┌──
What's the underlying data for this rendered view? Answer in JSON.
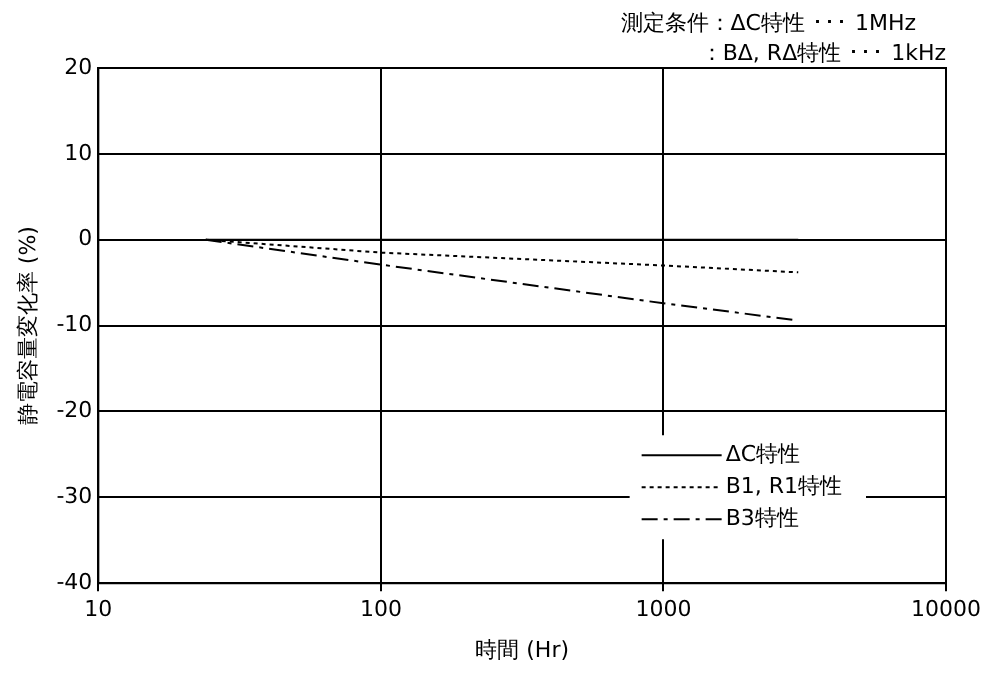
{
  "chart_data": {
    "type": "line",
    "xlabel": "時間 (Hr)",
    "ylabel": "静電容量変化率 (%)",
    "annotations": [
      "測定条件：ΔC特性 ･･･ 1MHz",
      "：BΔ, RΔ特性 ･･･ 1kHz"
    ],
    "log": "x",
    "xlim": [
      10,
      10000
    ],
    "xticks": [
      10,
      100,
      1000,
      10000
    ],
    "ylim": [
      -40,
      20
    ],
    "yticks": [
      -40,
      -30,
      -20,
      -10,
      0,
      10,
      20
    ],
    "grid": true,
    "legend": "bottom right",
    "marker": "none",
    "series": [
      {
        "name": "ΔC特性",
        "color": "#000000",
        "line_style": "solid",
        "x": [
          24,
          3000
        ],
        "values": [
          0,
          0
        ]
      },
      {
        "name": "B1, R1特性",
        "color": "#000000",
        "line_style": "dotted",
        "x": [
          24,
          100,
          1000,
          3000
        ],
        "values": [
          0,
          -1.5,
          -3.0,
          -3.8
        ]
      },
      {
        "name": "B3特性",
        "color": "#000000",
        "line_style": "dashdot",
        "x": [
          24,
          100,
          1000,
          3000
        ],
        "values": [
          0,
          -2.9,
          -7.4,
          -9.4
        ]
      }
    ]
  }
}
└──
Copy out the records above in full, exactly as written, but not the pictures.

The output →
What's the underlying data for this rendered view? Answer in JSON.
{
  "chart_data": {
    "type": "line",
    "xlabel": "時間 (Hr)",
    "ylabel": "静電容量変化率 (%)",
    "annotations": [
      "測定条件：ΔC特性 ･･･ 1MHz",
      "：BΔ, RΔ特性 ･･･ 1kHz"
    ],
    "log": "x",
    "xlim": [
      10,
      10000
    ],
    "xticks": [
      10,
      100,
      1000,
      10000
    ],
    "ylim": [
      -40,
      20
    ],
    "yticks": [
      -40,
      -30,
      -20,
      -10,
      0,
      10,
      20
    ],
    "grid": true,
    "legend": "bottom right",
    "marker": "none",
    "series": [
      {
        "name": "ΔC特性",
        "color": "#000000",
        "line_style": "solid",
        "x": [
          24,
          3000
        ],
        "values": [
          0,
          0
        ]
      },
      {
        "name": "B1, R1特性",
        "color": "#000000",
        "line_style": "dotted",
        "x": [
          24,
          100,
          1000,
          3000
        ],
        "values": [
          0,
          -1.5,
          -3.0,
          -3.8
        ]
      },
      {
        "name": "B3特性",
        "color": "#000000",
        "line_style": "dashdot",
        "x": [
          24,
          100,
          1000,
          3000
        ],
        "values": [
          0,
          -2.9,
          -7.4,
          -9.4
        ]
      }
    ]
  }
}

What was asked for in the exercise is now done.